## [WHAT YOU SHOULD DO]
Print the entries once more, unchanged.

## [Collected data entries]
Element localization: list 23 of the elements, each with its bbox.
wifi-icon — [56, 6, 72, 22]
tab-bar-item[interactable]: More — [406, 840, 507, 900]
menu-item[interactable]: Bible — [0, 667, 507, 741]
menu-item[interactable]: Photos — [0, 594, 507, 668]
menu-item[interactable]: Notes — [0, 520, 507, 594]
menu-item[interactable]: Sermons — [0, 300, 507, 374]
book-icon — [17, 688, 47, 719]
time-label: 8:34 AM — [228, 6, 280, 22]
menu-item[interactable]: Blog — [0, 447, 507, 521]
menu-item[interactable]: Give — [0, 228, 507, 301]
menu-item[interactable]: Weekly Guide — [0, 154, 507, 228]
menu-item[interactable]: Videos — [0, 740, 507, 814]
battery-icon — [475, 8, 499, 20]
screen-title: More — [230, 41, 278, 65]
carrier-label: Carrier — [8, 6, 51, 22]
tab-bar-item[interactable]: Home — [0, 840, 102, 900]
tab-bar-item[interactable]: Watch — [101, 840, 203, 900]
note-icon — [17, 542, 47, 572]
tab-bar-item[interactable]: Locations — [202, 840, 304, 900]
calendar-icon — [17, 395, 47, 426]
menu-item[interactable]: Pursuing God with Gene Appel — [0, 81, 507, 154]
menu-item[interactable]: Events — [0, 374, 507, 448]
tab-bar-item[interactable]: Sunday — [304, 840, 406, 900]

## [SOLUTION FOR THIS TASK]
Element localization: list 23 of the elements, each with its bbox.
wifi-icon — [56, 6, 72, 22]
tab-bar-item[interactable]: More — [406, 840, 507, 900]
menu-item[interactable]: Bible — [0, 667, 507, 741]
menu-item[interactable]: Photos — [0, 594, 507, 668]
menu-item[interactable]: Notes — [0, 520, 507, 594]
menu-item[interactable]: Sermons — [0, 300, 507, 374]
book-icon — [17, 688, 47, 719]
time-label: 8:34 AM — [228, 6, 280, 22]
menu-item[interactable]: Blog — [0, 447, 507, 521]
menu-item[interactable]: Give — [0, 228, 507, 301]
menu-item[interactable]: Weekly Guide — [0, 154, 507, 228]
menu-item[interactable]: Videos — [0, 740, 507, 814]
battery-icon — [475, 8, 499, 20]
screen-title: More — [230, 41, 278, 65]
carrier-label: Carrier — [8, 6, 51, 22]
tab-bar-item[interactable]: Home — [0, 840, 102, 900]
tab-bar-item[interactable]: Watch — [101, 840, 203, 900]
note-icon — [17, 542, 47, 572]
tab-bar-item[interactable]: Locations — [202, 840, 304, 900]
calendar-icon — [17, 395, 47, 426]
menu-item[interactable]: Pursuing God with Gene Appel — [0, 81, 507, 154]
menu-item[interactable]: Events — [0, 374, 507, 448]
tab-bar-item[interactable]: Sunday — [304, 840, 406, 900]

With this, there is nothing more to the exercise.